Collected data entries
○ ○ ○ ○ ○
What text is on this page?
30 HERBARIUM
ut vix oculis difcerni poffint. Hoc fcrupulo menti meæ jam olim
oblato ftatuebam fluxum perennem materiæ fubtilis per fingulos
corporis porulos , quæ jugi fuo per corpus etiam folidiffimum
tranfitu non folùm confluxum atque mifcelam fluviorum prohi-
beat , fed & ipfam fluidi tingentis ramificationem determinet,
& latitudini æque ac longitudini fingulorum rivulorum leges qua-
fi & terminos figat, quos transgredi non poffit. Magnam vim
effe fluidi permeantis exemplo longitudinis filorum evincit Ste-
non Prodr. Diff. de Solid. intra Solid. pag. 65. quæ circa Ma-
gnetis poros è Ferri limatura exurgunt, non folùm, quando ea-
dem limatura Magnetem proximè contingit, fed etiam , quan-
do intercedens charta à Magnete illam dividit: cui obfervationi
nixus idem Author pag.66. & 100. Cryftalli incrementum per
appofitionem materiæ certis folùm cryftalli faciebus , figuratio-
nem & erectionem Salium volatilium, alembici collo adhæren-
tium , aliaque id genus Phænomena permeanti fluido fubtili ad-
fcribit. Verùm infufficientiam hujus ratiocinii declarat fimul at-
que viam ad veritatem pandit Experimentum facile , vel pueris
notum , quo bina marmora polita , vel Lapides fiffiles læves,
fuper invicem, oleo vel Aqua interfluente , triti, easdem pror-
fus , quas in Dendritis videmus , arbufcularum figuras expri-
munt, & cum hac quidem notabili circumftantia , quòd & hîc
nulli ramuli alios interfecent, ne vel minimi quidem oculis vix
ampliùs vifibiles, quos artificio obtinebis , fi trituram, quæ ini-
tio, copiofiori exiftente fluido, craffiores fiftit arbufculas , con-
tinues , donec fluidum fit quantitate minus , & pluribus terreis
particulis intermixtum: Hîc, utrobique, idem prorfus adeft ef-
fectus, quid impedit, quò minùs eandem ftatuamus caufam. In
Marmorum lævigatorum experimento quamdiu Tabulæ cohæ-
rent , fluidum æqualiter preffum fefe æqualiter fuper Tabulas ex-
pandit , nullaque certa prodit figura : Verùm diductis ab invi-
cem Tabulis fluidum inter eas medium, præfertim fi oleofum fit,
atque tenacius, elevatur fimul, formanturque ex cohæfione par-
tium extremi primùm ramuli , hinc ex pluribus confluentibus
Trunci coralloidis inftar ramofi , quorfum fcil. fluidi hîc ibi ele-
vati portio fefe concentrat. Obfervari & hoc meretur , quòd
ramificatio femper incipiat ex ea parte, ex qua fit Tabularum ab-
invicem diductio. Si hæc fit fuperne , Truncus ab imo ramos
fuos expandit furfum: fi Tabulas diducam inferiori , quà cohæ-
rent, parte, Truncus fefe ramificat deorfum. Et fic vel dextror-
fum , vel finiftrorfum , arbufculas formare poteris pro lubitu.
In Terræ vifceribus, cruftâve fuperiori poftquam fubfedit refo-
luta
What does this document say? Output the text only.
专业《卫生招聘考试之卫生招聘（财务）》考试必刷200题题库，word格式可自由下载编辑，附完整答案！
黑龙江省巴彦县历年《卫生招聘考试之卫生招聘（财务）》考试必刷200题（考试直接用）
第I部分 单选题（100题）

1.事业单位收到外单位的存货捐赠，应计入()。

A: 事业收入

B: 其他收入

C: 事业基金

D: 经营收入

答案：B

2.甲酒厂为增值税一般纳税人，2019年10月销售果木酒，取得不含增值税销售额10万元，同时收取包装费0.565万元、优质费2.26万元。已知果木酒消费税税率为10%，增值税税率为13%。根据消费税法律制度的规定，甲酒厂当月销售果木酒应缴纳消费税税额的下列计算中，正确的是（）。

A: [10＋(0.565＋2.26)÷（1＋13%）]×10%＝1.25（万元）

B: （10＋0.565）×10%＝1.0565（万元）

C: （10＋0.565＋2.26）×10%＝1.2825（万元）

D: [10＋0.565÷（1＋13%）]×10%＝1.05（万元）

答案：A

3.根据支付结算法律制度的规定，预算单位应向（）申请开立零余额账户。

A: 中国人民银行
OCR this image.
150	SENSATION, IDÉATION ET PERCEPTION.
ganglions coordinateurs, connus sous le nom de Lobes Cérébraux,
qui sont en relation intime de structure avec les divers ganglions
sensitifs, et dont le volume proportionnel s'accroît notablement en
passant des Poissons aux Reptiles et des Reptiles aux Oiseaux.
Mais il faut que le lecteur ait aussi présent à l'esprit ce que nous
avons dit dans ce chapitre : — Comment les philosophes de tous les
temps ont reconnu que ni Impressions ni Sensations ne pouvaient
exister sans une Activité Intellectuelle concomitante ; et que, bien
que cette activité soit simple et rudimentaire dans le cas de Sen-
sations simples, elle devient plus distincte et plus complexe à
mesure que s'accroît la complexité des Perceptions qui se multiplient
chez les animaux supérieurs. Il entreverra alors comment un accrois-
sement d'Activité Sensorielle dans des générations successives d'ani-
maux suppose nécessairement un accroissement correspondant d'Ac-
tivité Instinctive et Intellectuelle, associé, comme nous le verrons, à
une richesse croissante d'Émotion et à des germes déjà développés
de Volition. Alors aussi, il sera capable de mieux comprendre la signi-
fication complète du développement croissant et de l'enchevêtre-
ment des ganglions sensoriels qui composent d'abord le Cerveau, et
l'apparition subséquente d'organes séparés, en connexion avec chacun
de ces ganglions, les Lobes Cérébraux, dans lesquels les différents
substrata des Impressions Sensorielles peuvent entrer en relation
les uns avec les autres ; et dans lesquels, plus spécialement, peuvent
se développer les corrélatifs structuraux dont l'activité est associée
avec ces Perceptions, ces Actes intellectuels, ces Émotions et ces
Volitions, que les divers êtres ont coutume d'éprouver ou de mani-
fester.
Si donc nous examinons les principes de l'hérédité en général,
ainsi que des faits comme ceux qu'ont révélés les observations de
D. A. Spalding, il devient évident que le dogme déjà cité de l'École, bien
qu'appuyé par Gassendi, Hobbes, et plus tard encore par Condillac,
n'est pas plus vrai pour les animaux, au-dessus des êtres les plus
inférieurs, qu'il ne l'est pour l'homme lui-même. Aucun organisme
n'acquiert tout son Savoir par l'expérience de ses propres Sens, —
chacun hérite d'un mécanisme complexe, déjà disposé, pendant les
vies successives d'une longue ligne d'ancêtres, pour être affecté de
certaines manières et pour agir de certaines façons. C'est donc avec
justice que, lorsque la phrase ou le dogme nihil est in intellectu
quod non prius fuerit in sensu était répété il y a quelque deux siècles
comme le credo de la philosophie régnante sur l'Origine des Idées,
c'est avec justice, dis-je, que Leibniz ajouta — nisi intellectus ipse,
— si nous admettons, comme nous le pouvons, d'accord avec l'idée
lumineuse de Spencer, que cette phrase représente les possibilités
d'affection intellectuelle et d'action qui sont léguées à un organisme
○ ○ ○ ○ ○
● **Work required**:
Extract each entry in full and write it down exactly.

● **Solution to this task**:
What text is on this page?
30 HERBARIUM
ut vix oculis difcerni poffint. Hoc fcrupulo menti meæ jam olim
oblato ftatuebam fluxum perennem materiæ fubtilis per fingulos
corporis porulos , quæ jugi fuo per corpus etiam folidiffimum
tranfitu non folùm confluxum atque mifcelam fluviorum prohi-
beat , fed & ipfam fluidi tingentis ramificationem determinet,
& latitudini æque ac longitudini fingulorum rivulorum leges qua-
fi & terminos figat, quos transgredi non poffit. Magnam vim
effe fluidi permeantis exemplo longitudinis filorum evincit Ste-
non Prodr. Diff. de Solid. intra Solid. pag. 65. quæ circa Ma-
gnetis poros è Ferri limatura exurgunt, non folùm, quando ea-
dem limatura Magnetem proximè contingit, fed etiam , quan-
do intercedens charta à Magnete illam dividit: cui obfervationi
nixus idem Author pag.66. & 100. Cryftalli incrementum per
appofitionem materiæ certis folùm cryftalli faciebus , figuratio-
nem & erectionem Salium volatilium, alembici collo adhæren-
tium , aliaque id genus Phænomena permeanti fluido fubtili ad-
fcribit. Verùm infufficientiam hujus ratiocinii declarat fimul at-
que viam ad veritatem pandit Experimentum facile , vel pueris
notum , quo bina marmora polita , vel Lapides fiffiles læves,
fuper invicem, oleo vel Aqua interfluente , triti, easdem pror-
fus , quas in Dendritis videmus , arbufcularum figuras expri-
munt, & cum hac quidem notabili circumftantia , quòd & hîc
nulli ramuli alios interfecent, ne vel minimi quidem oculis vix
ampliùs vifibiles, quos artificio obtinebis , fi trituram, quæ ini-
tio, copiofiori exiftente fluido, craffiores fiftit arbufculas , con-
tinues , donec fluidum fit quantitate minus , & pluribus terreis
particulis intermixtum: Hîc, utrobique, idem prorfus adeft ef-
fectus, quid impedit, quò minùs eandem ftatuamus caufam. In
Marmorum lævigatorum experimento quamdiu Tabulæ cohæ-
rent , fluidum æqualiter preffum fefe æqualiter fuper Tabulas ex-
pandit , nullaque certa prodit figura : Verùm diductis ab invi-
cem Tabulis fluidum inter eas medium, præfertim fi oleofum fit,
atque tenacius, elevatur fimul, formanturque ex cohæfione par-
tium extremi primùm ramuli , hinc ex pluribus confluentibus
Trunci coralloidis inftar ramofi , quorfum fcil. fluidi hîc ibi ele-
vati portio fefe concentrat. Obfervari & hoc meretur , quòd
ramificatio femper incipiat ex ea parte, ex qua fit Tabularum ab-
invicem diductio. Si hæc fit fuperne , Truncus ab imo ramos
fuos expandit furfum: fi Tabulas diducam inferiori , quà cohæ-
rent, parte, Truncus fefe ramificat deorfum. Et fic vel dextror-
fum , vel finiftrorfum , arbufculas formare poteris pro lubitu.
In Terræ vifceribus, cruftâve fuperiori poftquam fubfedit refo-
luta
What does this document say? Output the text only.
专业《卫生招聘考试之卫生招聘（财务）》考试必刷200题题库，word格式可自由下载编辑，附完整答案！
黑龙江省巴彦县历年《卫生招聘考试之卫生招聘（财务）》考试必刷200题（考试直接用）
第I部分 单选题（100题）

1.事业单位收到外单位的存货捐赠，应计入()。

A: 事业收入

B: 其他收入

C: 事业基金

D: 经营收入

答案：B

2.甲酒厂为增值税一般纳税人，2019年10月销售果木酒，取得不含增值税销售额10万元，同时收取包装费0.565万元、优质费2.26万元。已知果木酒消费税税率为10%，增值税税率为13%。根据消费税法律制度的规定，甲酒厂当月销售果木酒应缴纳消费税税额的下列计算中，正确的是（）。

A: [10＋(0.565＋2.26)÷（1＋13%）]×10%＝1.25（万元）

B: （10＋0.565）×10%＝1.0565（万元）

C: （10＋0.565＋2.26）×10%＝1.2825（万元）

D: [10＋0.565÷（1＋13%）]×10%＝1.05（万元）

答案：A

3.根据支付结算法律制度的规定，预算单位应向（）申请开立零余额账户。

A: 中国人民银行
OCR this image.
150	SENSATION, IDÉATION ET PERCEPTION.
ganglions coordinateurs, connus sous le nom de Lobes Cérébraux,
qui sont en relation intime de structure avec les divers ganglions
sensitifs, et dont le volume proportionnel s'accroît notablement en
passant des Poissons aux Reptiles et des Reptiles aux Oiseaux.
Mais il faut que le lecteur ait aussi présent à l'esprit ce que nous
avons dit dans ce chapitre : — Comment les philosophes de tous les
temps ont reconnu que ni Impressions ni Sensations ne pouvaient
exister sans une Activité Intellectuelle concomitante ; et que, bien
que cette activité soit simple et rudimentaire dans le cas de Sen-
sations simples, elle devient plus distincte et plus complexe à
mesure que s'accroît la complexité des Perceptions qui se multiplient
chez les animaux supérieurs. Il entreverra alors comment un accrois-
sement d'Activité Sensorielle dans des générations successives d'ani-
maux suppose nécessairement un accroissement correspondant d'Ac-
tivité Instinctive et Intellectuelle, associé, comme nous le verrons, à
une richesse croissante d'Émotion et à des germes déjà développés
de Volition. Alors aussi, il sera capable de mieux comprendre la signi-
fication complète du développement croissant et de l'enchevêtre-
ment des ganglions sensoriels qui composent d'abord le Cerveau, et
l'apparition subséquente d'organes séparés, en connexion avec chacun
de ces ganglions, les Lobes Cérébraux, dans lesquels les différents
substrata des Impressions Sensorielles peuvent entrer en relation
les uns avec les autres ; et dans lesquels, plus spécialement, peuvent
se développer les corrélatifs structuraux dont l'activité est associée
avec ces Perceptions, ces Actes intellectuels, ces Émotions et ces
Volitions, que les divers êtres ont coutume d'éprouver ou de mani-
fester.
Si donc nous examinons les principes de l'hérédité en général,
ainsi que des faits comme ceux qu'ont révélés les observations de
D. A. Spalding, il devient évident que le dogme déjà cité de l'École, bien
qu'appuyé par Gassendi, Hobbes, et plus tard encore par Condillac,
n'est pas plus vrai pour les animaux, au-dessus des êtres les plus
inférieurs, qu'il ne l'est pour l'homme lui-même. Aucun organisme
n'acquiert tout son Savoir par l'expérience de ses propres Sens, —
chacun hérite d'un mécanisme complexe, déjà disposé, pendant les
vies successives d'une longue ligne d'ancêtres, pour être affecté de
certaines manières et pour agir de certaines façons. C'est donc avec
justice que, lorsque la phrase ou le dogme nihil est in intellectu
quod non prius fuerit in sensu était répété il y a quelque deux siècles
comme le credo de la philosophie régnante sur l'Origine des Idées,
c'est avec justice, dis-je, que Leibniz ajouta — nisi intellectus ipse,
— si nous admettons, comme nous le pouvons, d'accord avec l'idée
lumineuse de Spencer, que cette phrase représente les possibilités
d'affection intellectuelle et d'action qui sont léguées à un organisme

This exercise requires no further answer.